* Stored data entries:

+ + + +

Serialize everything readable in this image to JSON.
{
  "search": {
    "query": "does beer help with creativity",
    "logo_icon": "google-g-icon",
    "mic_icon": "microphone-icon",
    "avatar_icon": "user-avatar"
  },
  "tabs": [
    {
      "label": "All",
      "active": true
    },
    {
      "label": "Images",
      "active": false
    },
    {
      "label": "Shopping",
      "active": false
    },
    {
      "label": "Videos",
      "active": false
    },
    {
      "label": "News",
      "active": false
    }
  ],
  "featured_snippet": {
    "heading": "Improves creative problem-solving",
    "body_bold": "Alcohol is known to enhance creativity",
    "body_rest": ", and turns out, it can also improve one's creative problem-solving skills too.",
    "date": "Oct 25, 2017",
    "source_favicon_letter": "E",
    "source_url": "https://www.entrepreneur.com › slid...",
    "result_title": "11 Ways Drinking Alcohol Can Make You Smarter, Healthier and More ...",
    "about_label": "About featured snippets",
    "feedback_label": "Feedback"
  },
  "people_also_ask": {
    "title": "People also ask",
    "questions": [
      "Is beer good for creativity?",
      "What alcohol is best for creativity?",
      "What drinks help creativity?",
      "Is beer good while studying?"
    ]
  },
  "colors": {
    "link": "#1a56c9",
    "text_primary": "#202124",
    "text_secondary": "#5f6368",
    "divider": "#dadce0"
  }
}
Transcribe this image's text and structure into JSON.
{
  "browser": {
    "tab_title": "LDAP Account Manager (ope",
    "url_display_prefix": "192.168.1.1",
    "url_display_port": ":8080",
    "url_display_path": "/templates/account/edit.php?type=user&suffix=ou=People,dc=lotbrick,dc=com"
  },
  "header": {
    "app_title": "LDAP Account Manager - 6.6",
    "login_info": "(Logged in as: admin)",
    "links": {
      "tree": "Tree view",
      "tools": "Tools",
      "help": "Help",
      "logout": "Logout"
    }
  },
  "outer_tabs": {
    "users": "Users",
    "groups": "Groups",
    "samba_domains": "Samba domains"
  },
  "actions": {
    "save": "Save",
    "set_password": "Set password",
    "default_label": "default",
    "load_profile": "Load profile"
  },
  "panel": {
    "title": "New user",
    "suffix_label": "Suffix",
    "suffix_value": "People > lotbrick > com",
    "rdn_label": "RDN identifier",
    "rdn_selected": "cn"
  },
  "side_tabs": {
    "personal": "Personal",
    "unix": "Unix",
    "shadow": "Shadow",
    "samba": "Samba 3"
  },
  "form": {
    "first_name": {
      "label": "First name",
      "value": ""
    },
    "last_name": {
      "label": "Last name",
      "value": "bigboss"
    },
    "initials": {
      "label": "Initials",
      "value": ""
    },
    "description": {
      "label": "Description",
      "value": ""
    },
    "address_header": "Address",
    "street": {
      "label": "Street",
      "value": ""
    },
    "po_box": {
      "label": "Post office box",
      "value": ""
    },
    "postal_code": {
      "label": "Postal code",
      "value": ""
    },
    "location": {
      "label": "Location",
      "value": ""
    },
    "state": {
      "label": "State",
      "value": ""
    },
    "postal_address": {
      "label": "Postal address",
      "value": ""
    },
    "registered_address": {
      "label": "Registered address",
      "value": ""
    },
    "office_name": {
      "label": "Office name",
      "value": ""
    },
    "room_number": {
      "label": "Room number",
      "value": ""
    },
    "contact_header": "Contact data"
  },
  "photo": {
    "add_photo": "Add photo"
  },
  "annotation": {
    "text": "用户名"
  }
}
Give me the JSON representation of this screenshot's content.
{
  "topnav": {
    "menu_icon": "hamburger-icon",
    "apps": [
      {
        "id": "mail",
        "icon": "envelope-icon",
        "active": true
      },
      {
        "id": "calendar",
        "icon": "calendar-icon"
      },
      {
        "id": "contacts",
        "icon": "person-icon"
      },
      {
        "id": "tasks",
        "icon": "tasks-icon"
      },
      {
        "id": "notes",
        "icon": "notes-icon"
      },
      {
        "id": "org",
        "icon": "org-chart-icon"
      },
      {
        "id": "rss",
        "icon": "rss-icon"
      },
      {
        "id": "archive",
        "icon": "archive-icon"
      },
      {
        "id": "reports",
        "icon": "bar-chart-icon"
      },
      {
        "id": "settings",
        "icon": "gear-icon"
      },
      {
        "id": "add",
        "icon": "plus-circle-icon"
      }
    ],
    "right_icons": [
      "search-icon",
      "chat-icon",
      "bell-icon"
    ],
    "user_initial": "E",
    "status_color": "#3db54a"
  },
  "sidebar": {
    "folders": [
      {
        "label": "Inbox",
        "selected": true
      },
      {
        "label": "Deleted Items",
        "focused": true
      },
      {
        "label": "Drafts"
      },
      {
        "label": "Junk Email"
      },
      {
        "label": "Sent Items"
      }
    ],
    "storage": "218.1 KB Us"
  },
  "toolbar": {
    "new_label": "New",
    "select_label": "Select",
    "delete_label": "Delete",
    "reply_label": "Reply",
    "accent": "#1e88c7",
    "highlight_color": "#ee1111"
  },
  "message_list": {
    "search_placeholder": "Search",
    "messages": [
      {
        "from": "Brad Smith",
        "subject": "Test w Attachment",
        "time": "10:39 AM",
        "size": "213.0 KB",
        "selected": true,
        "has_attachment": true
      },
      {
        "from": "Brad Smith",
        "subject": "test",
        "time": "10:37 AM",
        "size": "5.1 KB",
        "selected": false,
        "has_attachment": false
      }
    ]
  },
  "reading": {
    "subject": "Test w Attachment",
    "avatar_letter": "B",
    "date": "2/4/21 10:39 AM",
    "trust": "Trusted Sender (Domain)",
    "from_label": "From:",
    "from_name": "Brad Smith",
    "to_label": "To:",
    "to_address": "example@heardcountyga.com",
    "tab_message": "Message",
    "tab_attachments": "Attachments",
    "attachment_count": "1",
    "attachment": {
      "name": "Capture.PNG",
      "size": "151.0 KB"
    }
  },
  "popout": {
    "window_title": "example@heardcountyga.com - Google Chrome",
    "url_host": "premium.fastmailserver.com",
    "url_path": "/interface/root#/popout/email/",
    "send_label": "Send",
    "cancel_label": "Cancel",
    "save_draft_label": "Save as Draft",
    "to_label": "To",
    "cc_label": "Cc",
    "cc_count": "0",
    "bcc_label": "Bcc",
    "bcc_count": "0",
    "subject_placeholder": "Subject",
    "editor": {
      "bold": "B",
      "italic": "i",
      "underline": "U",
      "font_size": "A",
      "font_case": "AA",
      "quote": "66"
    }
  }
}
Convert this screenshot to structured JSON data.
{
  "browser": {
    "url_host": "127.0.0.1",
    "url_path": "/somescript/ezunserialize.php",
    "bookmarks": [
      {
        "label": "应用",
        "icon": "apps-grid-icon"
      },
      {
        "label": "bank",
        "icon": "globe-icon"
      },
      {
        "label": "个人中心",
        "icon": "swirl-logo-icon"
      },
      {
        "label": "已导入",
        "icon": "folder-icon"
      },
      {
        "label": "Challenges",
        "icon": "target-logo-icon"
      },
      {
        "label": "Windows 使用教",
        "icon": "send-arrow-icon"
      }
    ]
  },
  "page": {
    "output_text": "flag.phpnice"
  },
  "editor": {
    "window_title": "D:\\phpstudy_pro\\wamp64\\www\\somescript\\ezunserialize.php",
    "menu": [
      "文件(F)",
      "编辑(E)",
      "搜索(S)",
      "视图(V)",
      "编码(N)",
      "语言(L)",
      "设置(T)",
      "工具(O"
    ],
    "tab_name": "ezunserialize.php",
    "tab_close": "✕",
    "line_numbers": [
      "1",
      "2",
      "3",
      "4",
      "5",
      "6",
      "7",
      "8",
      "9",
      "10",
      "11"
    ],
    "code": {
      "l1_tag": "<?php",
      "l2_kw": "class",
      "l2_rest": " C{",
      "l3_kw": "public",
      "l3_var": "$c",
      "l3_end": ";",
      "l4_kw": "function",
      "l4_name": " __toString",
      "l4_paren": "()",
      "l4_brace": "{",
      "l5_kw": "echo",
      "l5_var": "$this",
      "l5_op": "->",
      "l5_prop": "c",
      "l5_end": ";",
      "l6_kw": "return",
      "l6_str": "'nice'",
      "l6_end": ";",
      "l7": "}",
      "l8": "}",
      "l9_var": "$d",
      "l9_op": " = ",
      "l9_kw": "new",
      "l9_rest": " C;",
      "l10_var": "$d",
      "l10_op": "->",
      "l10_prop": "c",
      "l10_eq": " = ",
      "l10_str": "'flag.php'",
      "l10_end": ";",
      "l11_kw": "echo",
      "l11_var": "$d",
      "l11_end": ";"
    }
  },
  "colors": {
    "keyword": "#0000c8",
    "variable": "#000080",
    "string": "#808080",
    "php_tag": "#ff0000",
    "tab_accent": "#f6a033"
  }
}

+ + + +

* Exercise aim: Pull out every line of the records that includes the string "Save".

* Correct answer:
    "save": "Save",
    "save_draft_label": "Save as Draft",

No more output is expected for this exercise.